» **Problem statement**: Output the material below in its entirety, exactly as given.

» **Information provided**:
>>>
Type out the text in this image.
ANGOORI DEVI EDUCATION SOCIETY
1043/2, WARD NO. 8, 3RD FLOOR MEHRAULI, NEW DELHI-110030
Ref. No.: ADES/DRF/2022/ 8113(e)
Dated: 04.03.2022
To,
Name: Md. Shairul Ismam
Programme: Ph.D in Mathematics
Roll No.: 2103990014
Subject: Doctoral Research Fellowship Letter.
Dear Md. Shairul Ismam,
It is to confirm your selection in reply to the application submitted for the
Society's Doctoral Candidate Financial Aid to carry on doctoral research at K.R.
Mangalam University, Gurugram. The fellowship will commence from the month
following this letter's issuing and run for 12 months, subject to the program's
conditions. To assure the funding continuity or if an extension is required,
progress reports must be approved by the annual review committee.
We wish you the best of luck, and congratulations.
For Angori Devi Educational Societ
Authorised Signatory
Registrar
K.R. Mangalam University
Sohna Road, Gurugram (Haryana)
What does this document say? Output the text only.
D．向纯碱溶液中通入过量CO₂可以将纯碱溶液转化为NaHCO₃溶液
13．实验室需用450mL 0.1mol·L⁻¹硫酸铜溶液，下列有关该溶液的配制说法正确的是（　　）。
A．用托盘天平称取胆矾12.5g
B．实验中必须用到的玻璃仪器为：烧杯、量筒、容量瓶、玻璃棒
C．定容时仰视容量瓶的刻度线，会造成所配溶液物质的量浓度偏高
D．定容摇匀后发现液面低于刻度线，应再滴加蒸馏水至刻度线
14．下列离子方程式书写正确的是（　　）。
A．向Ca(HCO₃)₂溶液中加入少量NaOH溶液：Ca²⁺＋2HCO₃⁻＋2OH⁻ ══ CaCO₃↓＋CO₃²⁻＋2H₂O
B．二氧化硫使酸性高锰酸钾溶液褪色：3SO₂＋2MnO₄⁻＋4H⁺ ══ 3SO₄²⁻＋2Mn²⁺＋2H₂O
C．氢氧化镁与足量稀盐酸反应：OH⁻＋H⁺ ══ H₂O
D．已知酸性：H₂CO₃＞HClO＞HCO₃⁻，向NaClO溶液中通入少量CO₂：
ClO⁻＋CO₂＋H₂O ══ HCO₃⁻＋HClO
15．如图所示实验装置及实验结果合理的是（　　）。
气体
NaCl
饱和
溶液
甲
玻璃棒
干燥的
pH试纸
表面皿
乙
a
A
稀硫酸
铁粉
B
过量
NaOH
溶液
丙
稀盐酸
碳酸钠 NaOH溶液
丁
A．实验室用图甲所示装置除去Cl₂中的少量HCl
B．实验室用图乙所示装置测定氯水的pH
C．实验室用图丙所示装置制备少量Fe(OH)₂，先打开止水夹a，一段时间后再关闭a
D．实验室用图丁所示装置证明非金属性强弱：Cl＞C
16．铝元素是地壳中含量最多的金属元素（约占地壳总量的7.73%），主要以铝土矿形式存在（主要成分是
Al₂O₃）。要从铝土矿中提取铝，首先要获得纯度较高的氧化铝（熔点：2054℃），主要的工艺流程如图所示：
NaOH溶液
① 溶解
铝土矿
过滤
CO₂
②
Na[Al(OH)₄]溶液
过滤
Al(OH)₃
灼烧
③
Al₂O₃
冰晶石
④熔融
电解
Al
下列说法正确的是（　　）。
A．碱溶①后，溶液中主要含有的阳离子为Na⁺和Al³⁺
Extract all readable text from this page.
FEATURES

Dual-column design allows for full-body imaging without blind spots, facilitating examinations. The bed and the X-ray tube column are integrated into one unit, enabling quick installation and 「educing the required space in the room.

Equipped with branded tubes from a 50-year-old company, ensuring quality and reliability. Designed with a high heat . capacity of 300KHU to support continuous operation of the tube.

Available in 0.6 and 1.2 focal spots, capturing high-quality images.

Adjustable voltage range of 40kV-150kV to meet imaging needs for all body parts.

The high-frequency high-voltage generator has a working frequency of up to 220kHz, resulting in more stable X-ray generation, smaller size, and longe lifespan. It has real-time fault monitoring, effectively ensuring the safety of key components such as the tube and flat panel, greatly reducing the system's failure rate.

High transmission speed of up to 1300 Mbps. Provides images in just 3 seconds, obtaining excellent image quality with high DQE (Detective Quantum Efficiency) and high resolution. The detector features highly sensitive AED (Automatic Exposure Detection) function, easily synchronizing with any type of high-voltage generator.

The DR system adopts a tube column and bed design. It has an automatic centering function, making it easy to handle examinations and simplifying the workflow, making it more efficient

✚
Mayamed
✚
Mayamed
<<<
» **Expected output**:
Type out the text in this image.
ANGOORI DEVI EDUCATION SOCIETY
1043/2, WARD NO. 8, 3RD FLOOR MEHRAULI, NEW DELHI-110030
Ref. No.: ADES/DRF/2022/ 8113(e)
Dated: 04.03.2022
To,
Name: Md. Shairul Ismam
Programme: Ph.D in Mathematics
Roll No.: 2103990014
Subject: Doctoral Research Fellowship Letter.
Dear Md. Shairul Ismam,
It is to confirm your selection in reply to the application submitted for the
Society's Doctoral Candidate Financial Aid to carry on doctoral research at K.R.
Mangalam University, Gurugram. The fellowship will commence from the month
following this letter's issuing and run for 12 months, subject to the program's
conditions. To assure the funding continuity or if an extension is required,
progress reports must be approved by the annual review committee.
We wish you the best of luck, and congratulations.
For Angori Devi Educational Societ
Authorised Signatory
Registrar
K.R. Mangalam University
Sohna Road, Gurugram (Haryana)
What does this document say? Output the text only.
D．向纯碱溶液中通入过量CO₂可以将纯碱溶液转化为NaHCO₃溶液
13．实验室需用450mL 0.1mol·L⁻¹硫酸铜溶液，下列有关该溶液的配制说法正确的是（　　）。
A．用托盘天平称取胆矾12.5g
B．实验中必须用到的玻璃仪器为：烧杯、量筒、容量瓶、玻璃棒
C．定容时仰视容量瓶的刻度线，会造成所配溶液物质的量浓度偏高
D．定容摇匀后发现液面低于刻度线，应再滴加蒸馏水至刻度线
14．下列离子方程式书写正确的是（　　）。
A．向Ca(HCO₃)₂溶液中加入少量NaOH溶液：Ca²⁺＋2HCO₃⁻＋2OH⁻ ══ CaCO₃↓＋CO₃²⁻＋2H₂O
B．二氧化硫使酸性高锰酸钾溶液褪色：3SO₂＋2MnO₄⁻＋4H⁺ ══ 3SO₄²⁻＋2Mn²⁺＋2H₂O
C．氢氧化镁与足量稀盐酸反应：OH⁻＋H⁺ ══ H₂O
D．已知酸性：H₂CO₃＞HClO＞HCO₃⁻，向NaClO溶液中通入少量CO₂：
ClO⁻＋CO₂＋H₂O ══ HCO₃⁻＋HClO
15．如图所示实验装置及实验结果合理的是（　　）。
气体
NaCl
饱和
溶液
甲
玻璃棒
干燥的
pH试纸
表面皿
乙
a
A
稀硫酸
铁粉
B
过量
NaOH
溶液
丙
稀盐酸
碳酸钠 NaOH溶液
丁
A．实验室用图甲所示装置除去Cl₂中的少量HCl
B．实验室用图乙所示装置测定氯水的pH
C．实验室用图丙所示装置制备少量Fe(OH)₂，先打开止水夹a，一段时间后再关闭a
D．实验室用图丁所示装置证明非金属性强弱：Cl＞C
16．铝元素是地壳中含量最多的金属元素（约占地壳总量的7.73%），主要以铝土矿形式存在（主要成分是
Al₂O₃）。要从铝土矿中提取铝，首先要获得纯度较高的氧化铝（熔点：2054℃），主要的工艺流程如图所示：
NaOH溶液
① 溶解
铝土矿
过滤
CO₂
②
Na[Al(OH)₄]溶液
过滤
Al(OH)₃
灼烧
③
Al₂O₃
冰晶石
④熔融
电解
Al
下列说法正确的是（　　）。
A．碱溶①后，溶液中主要含有的阳离子为Na⁺和Al³⁺
Extract all readable text from this page.
FEATURES

Dual-column design allows for full-body imaging without blind spots, facilitating examinations. The bed and the X-ray tube column are integrated into one unit, enabling quick installation and 「educing the required space in the room.

Equipped with branded tubes from a 50-year-old company, ensuring quality and reliability. Designed with a high heat . capacity of 300KHU to support continuous operation of the tube.

Available in 0.6 and 1.2 focal spots, capturing high-quality images.

Adjustable voltage range of 40kV-150kV to meet imaging needs for all body parts.

The high-frequency high-voltage generator has a working frequency of up to 220kHz, resulting in more stable X-ray generation, smaller size, and longe lifespan. It has real-time fault monitoring, effectively ensuring the safety of key components such as the tube and flat panel, greatly reducing the system's failure rate.

High transmission speed of up to 1300 Mbps. Provides images in just 3 seconds, obtaining excellent image quality with high DQE (Detective Quantum Efficiency) and high resolution. The detector features highly sensitive AED (Automatic Exposure Detection) function, easily synchronizing with any type of high-voltage generator.

The DR system adopts a tube column and bed design. It has an automatic centering function, making it easy to handle examinations and simplifying the workflow, making it more efficient

✚
Mayamed
✚
Mayamed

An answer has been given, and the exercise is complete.